§ **Problems to solve**:
**A)** According to the editorial on public savings and regulatory fog, what fine did the Reserve Bank of India impose on the State Bank of India?
**B)** Translate this sentence from the editorial on public savings and regulatory fog into Spanish: "The fog over regulatory action is inexplicable."

§ **Selected text**:
□ □ □

Public savings and regulatory fog

The questions of legality await enquiries, and the Securities and Exchange Board of India is yet to weigh in.

Published: 10th February 2019 04:00 AM  |   Last Updated: 10th February 2019 09:21 AM   |  A+A-

Is there any other point you wish to draw to my attention”, Detective Gregory asked Sherlock Holmes. “To the curious incident of the dog in the night-time,” replied Holmes. “The dog did nothing in the night-time,” the detective said. “That was the curious incident,” explained Holmes. This iconic exchange from ‘The Adventure of Silver Blaze’ by Arthur Conan Doyle virtually symbolises the gap between regulators, regulation and the risks to public savings.

On Friday, the Reserve Bank of India slapped a fine of Rs 1 crore on the State Bank of India and Rs 3.5 crore on Corporation Bank and Allahabad Bank for violations of norms and “for not monitoring the end use of funds in respect of one of its borrowers.” So who did SBI lend to, and how much did it lend? Neither SBI nor the RBI found it necessary to explain that.

The issue is not the quantum of the fine, but what it represents—a failure in due diligence, particularly when end use is fuzzy and some end users are absconding. And SBI is the country’s largest bank, with over Rs 27 lakh crore of deposits. The fog over regulatory action is inexplicable. Whether the dereliction of diligence represents material risk or not is not up for debate—not in a systemic landscape with over Rs 10 lakh crore of bad loans.

The need for due disclosure is best illustrated by the IL&FS saga. The RBI, in its annual inspection report 2014-15, observed that the IL&FS balance sheet was overleveraged. IL&FS did not agree the RBI did not pursue or disclose. Mutual fund investors, depositors in NBFCs, bond purchasers and bank depositors were rendered vulnerable. Meanwhile, IL&FS ratings continued to be top notch till it defaulted. In 2019, IL&FS owes entities an estimated Rs 91,000 crore.

□ □ □

Source data
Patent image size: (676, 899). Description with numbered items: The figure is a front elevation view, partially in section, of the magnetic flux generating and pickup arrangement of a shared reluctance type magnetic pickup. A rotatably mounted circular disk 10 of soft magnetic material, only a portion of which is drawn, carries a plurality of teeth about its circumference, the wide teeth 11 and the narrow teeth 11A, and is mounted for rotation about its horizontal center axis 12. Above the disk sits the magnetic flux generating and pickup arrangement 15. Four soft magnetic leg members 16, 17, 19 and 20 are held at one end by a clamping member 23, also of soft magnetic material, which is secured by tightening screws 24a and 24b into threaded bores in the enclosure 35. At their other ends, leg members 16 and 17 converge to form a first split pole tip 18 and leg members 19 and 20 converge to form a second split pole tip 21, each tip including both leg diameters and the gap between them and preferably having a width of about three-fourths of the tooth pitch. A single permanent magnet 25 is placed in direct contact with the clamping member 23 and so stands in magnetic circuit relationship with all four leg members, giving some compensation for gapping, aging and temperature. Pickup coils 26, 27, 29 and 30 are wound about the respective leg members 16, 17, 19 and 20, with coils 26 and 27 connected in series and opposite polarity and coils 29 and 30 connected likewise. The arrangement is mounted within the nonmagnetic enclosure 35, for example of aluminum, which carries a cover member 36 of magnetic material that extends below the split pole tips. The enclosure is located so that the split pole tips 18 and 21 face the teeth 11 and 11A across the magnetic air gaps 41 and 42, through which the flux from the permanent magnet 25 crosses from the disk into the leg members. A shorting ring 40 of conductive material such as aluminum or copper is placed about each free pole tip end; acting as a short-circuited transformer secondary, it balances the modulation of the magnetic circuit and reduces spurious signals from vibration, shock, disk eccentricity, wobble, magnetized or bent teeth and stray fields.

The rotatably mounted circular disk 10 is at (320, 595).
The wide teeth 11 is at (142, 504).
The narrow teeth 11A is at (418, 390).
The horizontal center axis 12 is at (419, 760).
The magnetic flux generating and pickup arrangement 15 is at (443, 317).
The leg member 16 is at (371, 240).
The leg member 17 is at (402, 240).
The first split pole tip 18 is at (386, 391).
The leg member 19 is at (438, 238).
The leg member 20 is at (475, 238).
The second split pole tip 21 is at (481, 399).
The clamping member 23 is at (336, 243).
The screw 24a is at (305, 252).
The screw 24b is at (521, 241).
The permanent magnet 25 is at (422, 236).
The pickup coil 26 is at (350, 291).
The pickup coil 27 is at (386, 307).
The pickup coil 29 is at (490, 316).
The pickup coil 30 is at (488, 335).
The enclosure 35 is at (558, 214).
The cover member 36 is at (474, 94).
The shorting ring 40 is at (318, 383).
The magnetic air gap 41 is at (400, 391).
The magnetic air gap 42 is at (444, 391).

□ □ □

§ **The answers**:
**A)** A fine of Rs 1 crore.

**B)** La niebla que rodea la acción regulatoria es inexplicable.